# Records shown
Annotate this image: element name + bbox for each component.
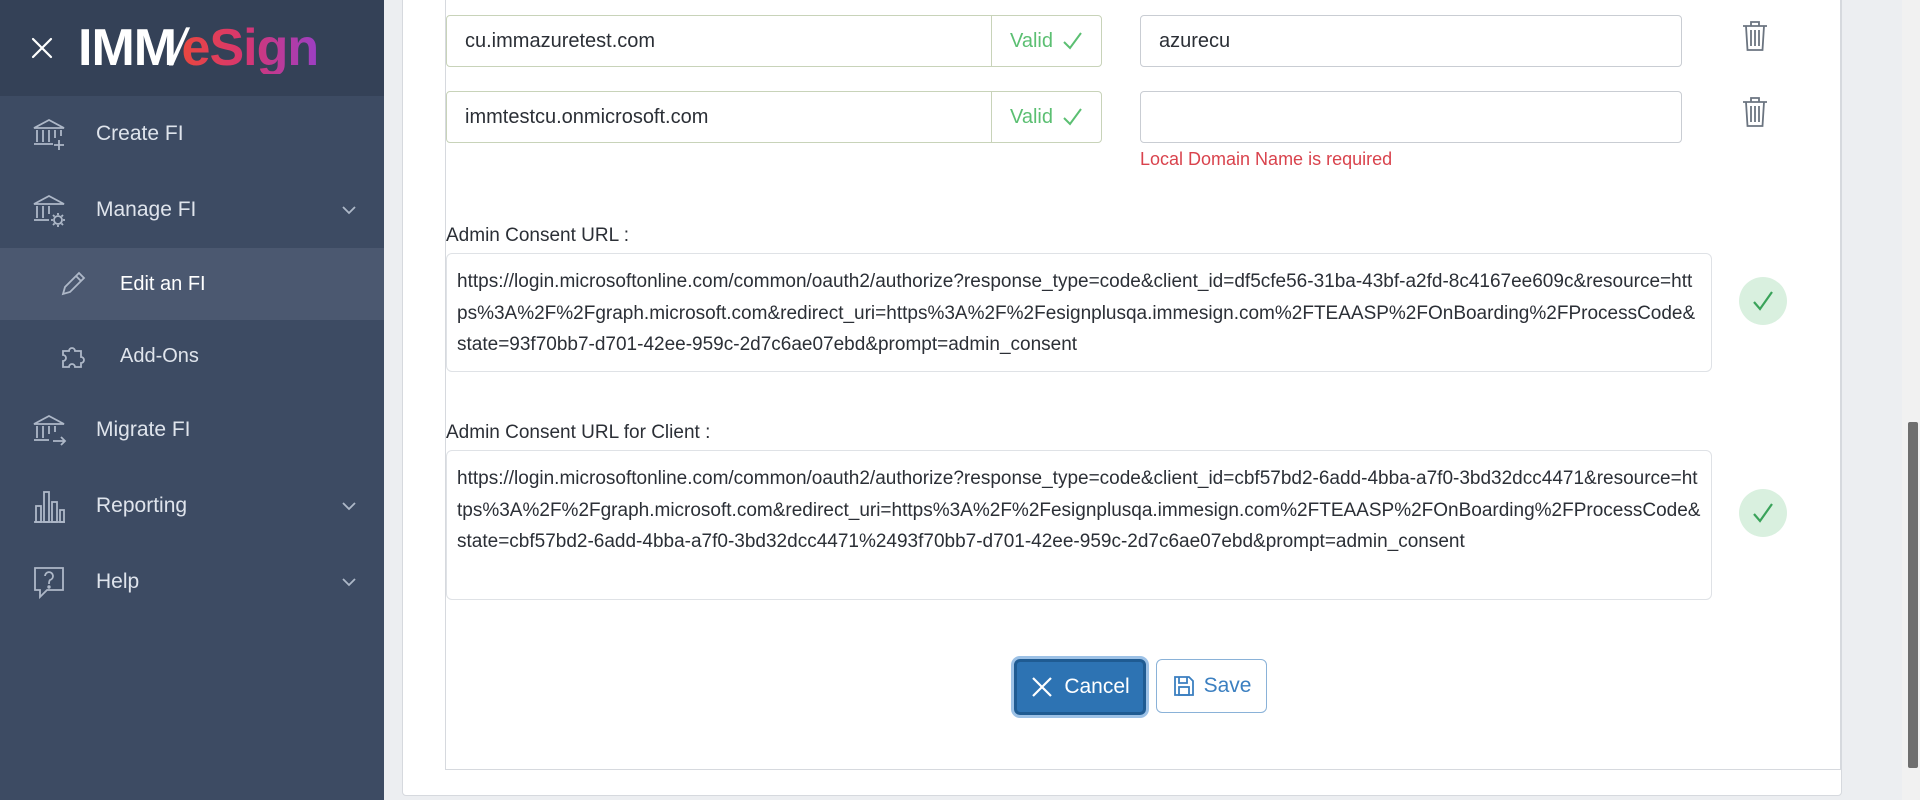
valid-label: Valid	[1010, 105, 1053, 128]
valid-badge: Valid	[991, 16, 1101, 66]
sidebar-item-label: Edit an FI	[120, 272, 206, 295]
sidebar-item-help[interactable]: Help	[0, 544, 384, 620]
pencil-icon	[58, 269, 88, 299]
logo-esign-text: eSign	[181, 19, 320, 77]
sidebar-item-label: Add-Ons	[120, 344, 199, 367]
domain-value[interactable]: immtestcu.onmicrosoft.com	[447, 106, 991, 129]
admin-consent-status	[1739, 277, 1787, 325]
chevron-down-icon[interactable]	[340, 497, 358, 515]
sidebar-item-create-fi[interactable]: Create FI	[0, 96, 384, 172]
local-domain-error: Local Domain Name is required	[1140, 149, 1393, 169]
valid-badge: Valid	[991, 92, 1101, 142]
sidebar-item-label: Help	[96, 570, 140, 593]
valid-label: Valid	[1010, 29, 1053, 52]
admin-consent-label: Admin Consent URL :	[446, 225, 630, 246]
question-bubble-icon	[30, 563, 68, 601]
checkmark-icon	[1063, 108, 1082, 126]
trash-icon[interactable]	[1740, 19, 1770, 53]
form-section: cu.immazuretest.com Valid azurecu immtes…	[445, 0, 1841, 770]
bank-gear-icon	[30, 191, 68, 229]
sidebar-item-label: Manage FI	[96, 198, 197, 221]
cancel-button[interactable]: Cancel	[1014, 659, 1146, 715]
bar-chart-icon	[30, 487, 68, 525]
puzzle-icon	[58, 341, 88, 371]
sidebar-header: IMM / eSign	[0, 0, 384, 96]
local-domain-value[interactable]: azurecu	[1159, 30, 1230, 53]
sidebar: IMM / eSign Create FI Manage FI Edit an FI…	[0, 0, 384, 800]
save-label: Save	[1203, 674, 1252, 697]
admin-consent-client-label: Admin Consent URL for Client :	[446, 422, 711, 443]
domain-input[interactable]: cu.immazuretest.com Valid	[446, 15, 1102, 67]
app-logo: IMM / eSign	[78, 19, 320, 77]
scrollbar-thumb[interactable]	[1908, 422, 1918, 768]
scrollbar[interactable]	[1902, 0, 1920, 800]
bank-plus-icon	[30, 115, 68, 153]
bank-arrow-icon	[30, 411, 68, 449]
close-icon[interactable]	[28, 34, 56, 62]
logo-imm-text: IMM	[78, 19, 177, 77]
close-icon	[1032, 677, 1053, 697]
domain-input[interactable]: immtestcu.onmicrosoft.com Valid	[446, 91, 1102, 143]
sidebar-item-migrate-fi[interactable]: Migrate FI	[0, 392, 384, 468]
admin-consent-client-url[interactable]: https://login.microsoftonline.com/common…	[446, 450, 1712, 600]
cancel-label: Cancel	[1064, 675, 1130, 698]
sidebar-item-manage-fi[interactable]: Manage FI	[0, 172, 384, 248]
chevron-down-icon[interactable]	[340, 201, 358, 219]
checkmark-icon	[1753, 291, 1773, 311]
local-domain-input[interactable]: azurecu	[1140, 15, 1682, 67]
sidebar-item-reporting[interactable]: Reporting	[0, 468, 384, 544]
checkmark-icon	[1063, 32, 1082, 50]
admin-consent-url[interactable]: https://login.microsoftonline.com/common…	[446, 253, 1712, 372]
sidebar-item-label: Create FI	[96, 122, 184, 145]
form-card: cu.immazuretest.com Valid azurecu immtes…	[402, 0, 1842, 796]
admin-consent-client-status	[1739, 489, 1787, 537]
sidebar-item-label: Reporting	[96, 494, 188, 517]
local-domain-input[interactable]	[1140, 91, 1682, 143]
main-content: cu.immazuretest.com Valid azurecu immtes…	[384, 0, 1902, 800]
sidebar-item-edit-fi[interactable]: Edit an FI	[0, 248, 384, 320]
save-button[interactable]: Save	[1156, 659, 1267, 713]
trash-icon[interactable]	[1740, 95, 1770, 129]
checkmark-icon	[1753, 503, 1773, 523]
chevron-down-icon[interactable]	[340, 573, 358, 591]
domain-value[interactable]: cu.immazuretest.com	[447, 30, 991, 53]
floppy-disk-icon	[1173, 676, 1194, 696]
sidebar-item-add-ons[interactable]: Add-Ons	[0, 320, 384, 392]
sidebar-item-label: Migrate FI	[96, 418, 191, 441]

# Exercise goal
Copy every row above word for word, without the picture.

# Output for this exercise
Annotate this image: element name + bbox for each component.
valid-label: Valid	[1010, 105, 1053, 128]
valid-badge: Valid	[991, 16, 1101, 66]
sidebar-item-label: Edit an FI	[120, 272, 206, 295]
sidebar-item-help[interactable]: Help	[0, 544, 384, 620]
pencil-icon	[58, 269, 88, 299]
logo-esign-text: eSign	[181, 19, 320, 77]
sidebar-item-label: Add-Ons	[120, 344, 199, 367]
domain-value[interactable]: immtestcu.onmicrosoft.com	[447, 106, 991, 129]
admin-consent-status	[1739, 277, 1787, 325]
chevron-down-icon[interactable]	[340, 497, 358, 515]
sidebar-item-create-fi[interactable]: Create FI	[0, 96, 384, 172]
local-domain-error: Local Domain Name is required	[1140, 149, 1393, 169]
valid-badge: Valid	[991, 92, 1101, 142]
sidebar-item-label: Help	[96, 570, 140, 593]
valid-label: Valid	[1010, 29, 1053, 52]
admin-consent-label: Admin Consent URL :	[446, 225, 630, 246]
question-bubble-icon	[30, 563, 68, 601]
checkmark-icon	[1063, 108, 1082, 126]
trash-icon[interactable]	[1740, 19, 1770, 53]
form-section: cu.immazuretest.com Valid azurecu immtes…	[445, 0, 1841, 770]
bank-gear-icon	[30, 191, 68, 229]
sidebar-item-label: Manage FI	[96, 198, 197, 221]
cancel-button[interactable]: Cancel	[1014, 659, 1146, 715]
bar-chart-icon	[30, 487, 68, 525]
puzzle-icon	[58, 341, 88, 371]
sidebar-header: IMM / eSign	[0, 0, 384, 96]
local-domain-value[interactable]: azurecu	[1159, 30, 1230, 53]
sidebar: IMM / eSign Create FI Manage FI Edit an FI…	[0, 0, 384, 800]
save-label: Save	[1203, 674, 1252, 697]
admin-consent-client-label: Admin Consent URL for Client :	[446, 422, 711, 443]
domain-input[interactable]: cu.immazuretest.com Valid	[446, 15, 1102, 67]
app-logo: IMM / eSign	[78, 19, 320, 77]
scrollbar-thumb[interactable]	[1908, 422, 1918, 768]
scrollbar[interactable]	[1902, 0, 1920, 800]
bank-plus-icon	[30, 115, 68, 153]
bank-arrow-icon	[30, 411, 68, 449]
close-icon[interactable]	[28, 34, 56, 62]
logo-imm-text: IMM	[78, 19, 177, 77]
close-icon	[1032, 677, 1053, 697]
domain-input[interactable]: immtestcu.onmicrosoft.com Valid	[446, 91, 1102, 143]
sidebar-item-migrate-fi[interactable]: Migrate FI	[0, 392, 384, 468]
admin-consent-client-url[interactable]: https://login.microsoftonline.com/common…	[446, 450, 1712, 600]
cancel-label: Cancel	[1064, 675, 1130, 698]
sidebar-item-manage-fi[interactable]: Manage FI	[0, 172, 384, 248]
chevron-down-icon[interactable]	[340, 201, 358, 219]
checkmark-icon	[1753, 291, 1773, 311]
local-domain-input[interactable]: azurecu	[1140, 15, 1682, 67]
sidebar-item-reporting[interactable]: Reporting	[0, 468, 384, 544]
checkmark-icon	[1063, 32, 1082, 50]
admin-consent-url[interactable]: https://login.microsoftonline.com/common…	[446, 253, 1712, 372]
sidebar-item-label: Create FI	[96, 122, 184, 145]
form-card: cu.immazuretest.com Valid azurecu immtes…	[402, 0, 1842, 796]
admin-consent-client-status	[1739, 489, 1787, 537]
sidebar-item-label: Reporting	[96, 494, 188, 517]
local-domain-input[interactable]	[1140, 91, 1682, 143]
main-content: cu.immazuretest.com Valid azurecu immtes…	[384, 0, 1902, 800]
sidebar-item-edit-fi[interactable]: Edit an FI	[0, 248, 384, 320]
save-button[interactable]: Save	[1156, 659, 1267, 713]
trash-icon[interactable]	[1740, 95, 1770, 129]
checkmark-icon	[1753, 503, 1773, 523]
chevron-down-icon[interactable]	[340, 573, 358, 591]
domain-value[interactable]: cu.immazuretest.com	[447, 30, 991, 53]
floppy-disk-icon	[1173, 676, 1194, 696]
sidebar-item-add-ons[interactable]: Add-Ons	[0, 320, 384, 392]
sidebar-item-label: Migrate FI	[96, 418, 191, 441]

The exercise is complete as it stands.